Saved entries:

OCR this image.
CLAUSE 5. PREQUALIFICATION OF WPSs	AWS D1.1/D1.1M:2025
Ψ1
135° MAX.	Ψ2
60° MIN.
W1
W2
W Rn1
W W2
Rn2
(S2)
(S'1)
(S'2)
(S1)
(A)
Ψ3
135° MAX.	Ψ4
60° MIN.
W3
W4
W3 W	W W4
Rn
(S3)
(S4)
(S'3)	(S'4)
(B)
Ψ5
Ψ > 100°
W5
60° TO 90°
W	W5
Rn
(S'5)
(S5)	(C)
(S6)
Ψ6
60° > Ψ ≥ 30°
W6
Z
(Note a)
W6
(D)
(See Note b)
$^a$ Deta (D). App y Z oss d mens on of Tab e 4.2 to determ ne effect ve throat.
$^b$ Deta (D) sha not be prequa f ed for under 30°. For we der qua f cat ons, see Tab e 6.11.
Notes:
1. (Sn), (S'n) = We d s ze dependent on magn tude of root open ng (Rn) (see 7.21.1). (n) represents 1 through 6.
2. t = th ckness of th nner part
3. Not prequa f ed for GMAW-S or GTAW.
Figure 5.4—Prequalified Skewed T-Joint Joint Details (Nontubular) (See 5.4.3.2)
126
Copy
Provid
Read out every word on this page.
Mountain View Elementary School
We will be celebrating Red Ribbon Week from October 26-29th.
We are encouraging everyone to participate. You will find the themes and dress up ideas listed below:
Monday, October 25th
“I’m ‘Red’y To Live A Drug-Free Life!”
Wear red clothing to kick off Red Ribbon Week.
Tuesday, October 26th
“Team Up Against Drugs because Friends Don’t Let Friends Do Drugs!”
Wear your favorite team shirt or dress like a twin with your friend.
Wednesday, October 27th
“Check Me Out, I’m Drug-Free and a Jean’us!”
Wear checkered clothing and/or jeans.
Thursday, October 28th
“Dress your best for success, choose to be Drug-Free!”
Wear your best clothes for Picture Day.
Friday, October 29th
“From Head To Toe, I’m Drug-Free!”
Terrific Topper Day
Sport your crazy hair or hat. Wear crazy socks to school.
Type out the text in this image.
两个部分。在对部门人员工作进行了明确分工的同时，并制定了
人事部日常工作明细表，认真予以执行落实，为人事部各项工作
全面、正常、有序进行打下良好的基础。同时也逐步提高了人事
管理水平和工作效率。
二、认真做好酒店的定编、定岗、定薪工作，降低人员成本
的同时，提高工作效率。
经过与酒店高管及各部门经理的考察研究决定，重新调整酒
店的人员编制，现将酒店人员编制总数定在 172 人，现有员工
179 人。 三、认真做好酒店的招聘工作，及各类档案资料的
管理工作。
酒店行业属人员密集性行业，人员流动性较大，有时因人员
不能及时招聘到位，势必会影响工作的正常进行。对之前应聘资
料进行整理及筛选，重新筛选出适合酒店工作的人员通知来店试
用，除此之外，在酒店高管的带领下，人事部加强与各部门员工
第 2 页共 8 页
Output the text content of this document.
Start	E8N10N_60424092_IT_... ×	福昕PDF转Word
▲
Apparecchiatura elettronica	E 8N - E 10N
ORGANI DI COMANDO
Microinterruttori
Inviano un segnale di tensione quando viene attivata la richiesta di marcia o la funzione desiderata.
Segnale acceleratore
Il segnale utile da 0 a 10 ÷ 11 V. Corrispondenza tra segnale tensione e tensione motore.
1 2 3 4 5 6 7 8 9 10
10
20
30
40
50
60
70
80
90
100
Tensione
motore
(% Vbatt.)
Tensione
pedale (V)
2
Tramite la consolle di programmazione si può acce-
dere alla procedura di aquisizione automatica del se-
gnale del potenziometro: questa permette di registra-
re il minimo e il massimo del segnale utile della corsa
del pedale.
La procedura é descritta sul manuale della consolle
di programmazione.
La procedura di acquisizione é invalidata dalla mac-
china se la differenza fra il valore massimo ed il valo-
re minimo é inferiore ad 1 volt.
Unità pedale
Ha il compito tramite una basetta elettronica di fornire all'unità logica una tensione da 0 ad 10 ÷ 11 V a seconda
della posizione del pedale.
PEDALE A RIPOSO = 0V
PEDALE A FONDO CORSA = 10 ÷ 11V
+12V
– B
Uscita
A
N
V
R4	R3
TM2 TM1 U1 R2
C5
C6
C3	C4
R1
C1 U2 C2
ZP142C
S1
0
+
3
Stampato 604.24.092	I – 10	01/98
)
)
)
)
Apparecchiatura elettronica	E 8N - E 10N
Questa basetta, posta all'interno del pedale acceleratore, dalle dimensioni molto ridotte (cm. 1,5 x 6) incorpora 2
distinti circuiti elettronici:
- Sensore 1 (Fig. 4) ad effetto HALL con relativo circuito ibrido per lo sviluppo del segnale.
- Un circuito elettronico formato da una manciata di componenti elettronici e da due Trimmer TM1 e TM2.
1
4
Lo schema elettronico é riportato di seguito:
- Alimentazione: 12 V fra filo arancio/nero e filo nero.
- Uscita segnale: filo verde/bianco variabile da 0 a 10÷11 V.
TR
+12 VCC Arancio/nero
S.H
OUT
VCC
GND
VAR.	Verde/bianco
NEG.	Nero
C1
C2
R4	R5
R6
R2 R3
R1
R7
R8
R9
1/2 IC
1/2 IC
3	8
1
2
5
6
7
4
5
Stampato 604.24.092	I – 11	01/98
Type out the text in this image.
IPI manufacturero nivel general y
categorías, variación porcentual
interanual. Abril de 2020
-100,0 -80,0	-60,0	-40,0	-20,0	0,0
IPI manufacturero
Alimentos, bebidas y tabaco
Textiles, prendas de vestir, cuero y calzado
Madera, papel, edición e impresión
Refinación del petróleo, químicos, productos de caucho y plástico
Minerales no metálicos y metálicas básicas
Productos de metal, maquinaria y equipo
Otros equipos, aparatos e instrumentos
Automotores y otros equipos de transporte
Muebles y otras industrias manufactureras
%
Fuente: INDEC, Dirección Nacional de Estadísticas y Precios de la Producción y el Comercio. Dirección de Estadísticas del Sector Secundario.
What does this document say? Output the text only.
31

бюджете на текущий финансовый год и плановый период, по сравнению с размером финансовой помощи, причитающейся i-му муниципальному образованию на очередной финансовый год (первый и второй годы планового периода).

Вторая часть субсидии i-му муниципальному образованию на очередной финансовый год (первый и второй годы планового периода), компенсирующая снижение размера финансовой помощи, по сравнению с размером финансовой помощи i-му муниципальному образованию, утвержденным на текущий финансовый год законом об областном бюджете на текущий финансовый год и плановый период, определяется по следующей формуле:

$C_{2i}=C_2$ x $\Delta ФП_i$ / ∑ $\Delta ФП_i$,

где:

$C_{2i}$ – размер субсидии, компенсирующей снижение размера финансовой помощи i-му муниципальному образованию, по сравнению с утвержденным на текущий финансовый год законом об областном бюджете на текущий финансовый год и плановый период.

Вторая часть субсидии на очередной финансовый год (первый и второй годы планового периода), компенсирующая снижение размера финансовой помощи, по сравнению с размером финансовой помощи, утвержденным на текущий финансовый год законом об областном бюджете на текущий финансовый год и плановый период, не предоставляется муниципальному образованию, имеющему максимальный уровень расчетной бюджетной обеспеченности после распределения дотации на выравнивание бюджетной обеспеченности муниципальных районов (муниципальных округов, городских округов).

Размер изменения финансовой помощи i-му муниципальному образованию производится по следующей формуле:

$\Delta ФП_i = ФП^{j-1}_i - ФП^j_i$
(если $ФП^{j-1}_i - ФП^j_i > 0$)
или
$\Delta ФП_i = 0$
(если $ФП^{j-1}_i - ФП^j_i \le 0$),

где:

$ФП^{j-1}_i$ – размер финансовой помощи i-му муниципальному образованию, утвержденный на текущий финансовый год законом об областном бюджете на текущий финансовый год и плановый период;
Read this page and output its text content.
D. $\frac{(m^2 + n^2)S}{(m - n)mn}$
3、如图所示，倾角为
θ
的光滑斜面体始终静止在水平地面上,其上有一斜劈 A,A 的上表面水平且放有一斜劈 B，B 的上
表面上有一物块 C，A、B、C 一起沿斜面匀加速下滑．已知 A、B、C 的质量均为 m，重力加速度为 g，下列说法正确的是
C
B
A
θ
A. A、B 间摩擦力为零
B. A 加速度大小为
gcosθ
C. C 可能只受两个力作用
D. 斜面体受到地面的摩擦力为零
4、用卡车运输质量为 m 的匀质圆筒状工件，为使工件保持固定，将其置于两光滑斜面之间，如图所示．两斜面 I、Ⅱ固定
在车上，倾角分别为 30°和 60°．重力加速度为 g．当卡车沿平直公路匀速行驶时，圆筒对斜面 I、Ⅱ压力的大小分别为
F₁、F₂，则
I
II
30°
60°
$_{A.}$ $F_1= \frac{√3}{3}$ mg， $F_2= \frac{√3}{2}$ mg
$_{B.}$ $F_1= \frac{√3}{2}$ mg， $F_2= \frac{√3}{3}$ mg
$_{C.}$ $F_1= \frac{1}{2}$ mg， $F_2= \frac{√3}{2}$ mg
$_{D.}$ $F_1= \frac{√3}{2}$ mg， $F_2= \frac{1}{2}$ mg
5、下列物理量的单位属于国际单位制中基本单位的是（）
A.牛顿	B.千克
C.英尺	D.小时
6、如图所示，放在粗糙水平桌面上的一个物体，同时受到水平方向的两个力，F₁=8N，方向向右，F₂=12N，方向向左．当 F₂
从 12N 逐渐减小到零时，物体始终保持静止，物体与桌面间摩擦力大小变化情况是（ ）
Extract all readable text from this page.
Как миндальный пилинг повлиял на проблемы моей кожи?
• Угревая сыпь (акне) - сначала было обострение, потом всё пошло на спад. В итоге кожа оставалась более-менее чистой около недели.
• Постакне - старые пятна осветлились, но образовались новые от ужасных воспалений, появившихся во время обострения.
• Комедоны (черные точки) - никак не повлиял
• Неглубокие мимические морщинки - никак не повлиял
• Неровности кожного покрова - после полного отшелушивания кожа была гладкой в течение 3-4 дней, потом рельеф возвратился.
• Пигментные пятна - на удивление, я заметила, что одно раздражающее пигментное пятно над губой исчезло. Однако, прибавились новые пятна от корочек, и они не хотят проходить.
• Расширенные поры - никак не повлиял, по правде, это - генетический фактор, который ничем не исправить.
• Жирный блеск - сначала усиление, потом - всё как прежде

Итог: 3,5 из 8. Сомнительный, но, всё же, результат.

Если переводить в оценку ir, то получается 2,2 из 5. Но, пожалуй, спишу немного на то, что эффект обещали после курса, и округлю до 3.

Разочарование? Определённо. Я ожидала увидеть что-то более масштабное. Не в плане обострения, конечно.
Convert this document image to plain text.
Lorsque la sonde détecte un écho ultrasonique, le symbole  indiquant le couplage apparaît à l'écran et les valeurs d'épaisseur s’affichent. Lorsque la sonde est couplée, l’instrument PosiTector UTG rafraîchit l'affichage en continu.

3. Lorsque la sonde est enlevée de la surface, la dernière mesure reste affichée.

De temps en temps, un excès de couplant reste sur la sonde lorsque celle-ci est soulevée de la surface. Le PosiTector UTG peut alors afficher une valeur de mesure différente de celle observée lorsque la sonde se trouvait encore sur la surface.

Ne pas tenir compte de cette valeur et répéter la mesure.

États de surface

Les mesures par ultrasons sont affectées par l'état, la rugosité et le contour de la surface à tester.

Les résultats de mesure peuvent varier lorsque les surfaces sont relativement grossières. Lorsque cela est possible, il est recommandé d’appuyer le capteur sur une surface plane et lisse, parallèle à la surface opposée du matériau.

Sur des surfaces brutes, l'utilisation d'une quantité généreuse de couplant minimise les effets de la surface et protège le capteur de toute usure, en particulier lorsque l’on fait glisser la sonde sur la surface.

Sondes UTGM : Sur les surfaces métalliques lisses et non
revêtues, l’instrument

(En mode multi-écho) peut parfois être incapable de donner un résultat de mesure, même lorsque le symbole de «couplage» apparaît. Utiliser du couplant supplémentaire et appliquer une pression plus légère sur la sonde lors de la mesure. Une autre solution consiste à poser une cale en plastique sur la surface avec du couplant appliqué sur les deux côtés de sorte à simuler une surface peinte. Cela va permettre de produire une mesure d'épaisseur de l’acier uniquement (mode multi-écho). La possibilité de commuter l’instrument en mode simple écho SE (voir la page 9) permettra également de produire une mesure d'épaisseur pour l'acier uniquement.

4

- [What you will do]:
Read the entries and pick out all lines that include the word "Ribbon".

- [Solution to this task]:
We will be celebrating Red Ribbon Week from October 26-29th.
Wear red clothing to kick off Red Ribbon Week.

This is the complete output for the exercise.